What to produce:
Convert the items below into a Markdown table with two columns, Number and Entry, one row for each line. Skip blank lines and leave out the pictures.

Provided data:
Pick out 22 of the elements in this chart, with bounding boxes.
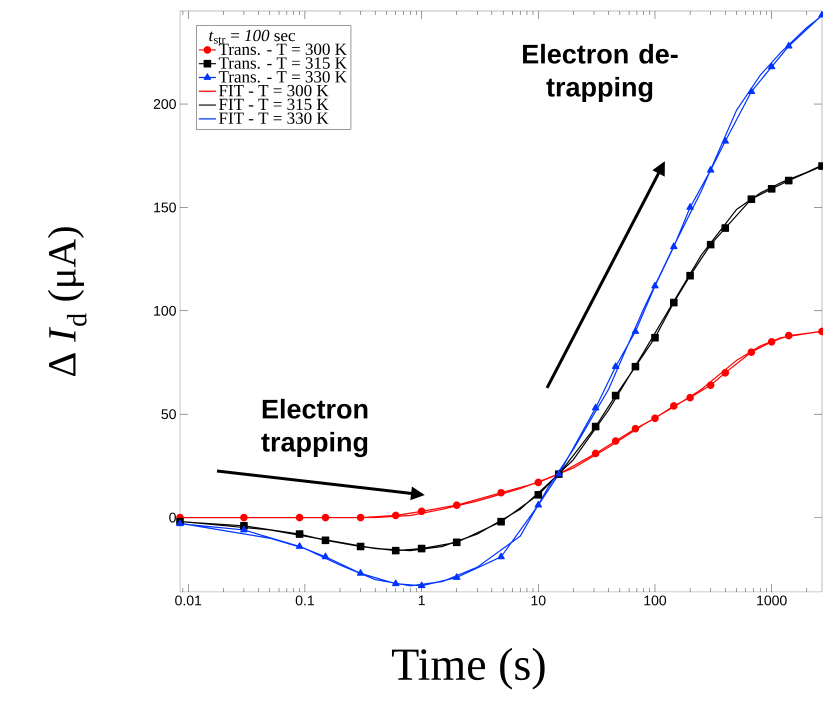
x-tick-label: 0.01: [175, 596, 202, 606]
y-axis-title: Δ I$_{d}$ (μA): [48, 227, 87, 376]
annotation: Electron trapping: [261, 398, 368, 458]
legend-label: Trans. - T = 330 K: [218, 71, 347, 83]
legend-label: Trans. - T = 300 K: [218, 44, 347, 56]
annotation: Electron de-trapping: [523, 44, 678, 102]
x-tick-label: 1000: [757, 596, 787, 606]
legend-label: FIT - T = 315 K: [219, 98, 328, 110]
y-tick-label: 150: [154, 202, 176, 212]
y-tick-label: 100: [154, 306, 176, 316]
legend-label: Trans. - T = 315 K: [218, 57, 347, 69]
x-tick-label: 10: [532, 596, 546, 606]
y-tick-label: 0: [169, 512, 176, 523]
y-tick-label: 200: [154, 99, 176, 109]
legend-label: FIT - T = 330 K: [219, 112, 328, 124]
legend-title: t$_{str}$ = 100 sec: [209, 30, 296, 44]
legend-label: FIT - T = 300 K: [219, 84, 328, 96]
x-tick-label: 100: [644, 596, 666, 606]
y-tick-label: 50: [161, 409, 176, 420]
x-tick-label: 1: [418, 596, 425, 606]
x-tick-label: 0.1: [296, 596, 314, 606]
x-axis-title: Time (s): [392, 648, 545, 690]
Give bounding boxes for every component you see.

Task response:
| Number | Entry |
|---|---|
| 1 | Pick out 22 of the elements in this chart, with bounding boxes. |
| 2 | x-tick-label: 0.01: [175, 596, 202, 606] |
| 3 | y-axis-title: Δ I$_{d}$ (μA): [48, 227, 87, 376] |
| 4 | annotation: Electron trapping: [261, 398, 368, 458] |
| 5 | legend-label: Trans. - T = 330 K: [218, 71, 347, 83] |
| 6 | legend-label: Trans. - T = 300 K: [218, 44, 347, 56] |
| 7 | annotation: Electron de-trapping: [523, 44, 678, 102] |
| 8 | x-tick-label: 1000: [757, 596, 787, 606] |
| 9 | legend-label: FIT - T = 315 K: [219, 98, 328, 110] |
| 10 | y-tick-label: 150: [154, 202, 176, 212] |
| 11 | y-tick-label: 100: [154, 306, 176, 316] |
| 12 | legend-label: Trans. - T = 315 K: [218, 57, 347, 69] |
| 13 | x-tick-label: 10: [532, 596, 546, 606] |
| 14 | y-tick-label: 0: [169, 512, 176, 523] |
| 15 | y-tick-label: 200: [154, 99, 176, 109] |
| 16 | legend-label: FIT - T = 330 K: [219, 112, 328, 124] |
| 17 | legend-title: t$_{str}$ = 100 sec: [209, 30, 296, 44] |
| 18 | legend-label: FIT - T = 300 K: [219, 84, 328, 96] |
| 19 | x-tick-label: 100: [644, 596, 666, 606] |
| 20 | y-tick-label: 50: [161, 409, 176, 420] |
| 21 | x-tick-label: 1: [418, 596, 425, 606] |
| 22 | x-tick-label: 0.1: [296, 596, 314, 606] |
| 23 | x-axis-title: Time (s): [392, 648, 545, 690] |
| 24 | Give bounding boxes for every component you see. |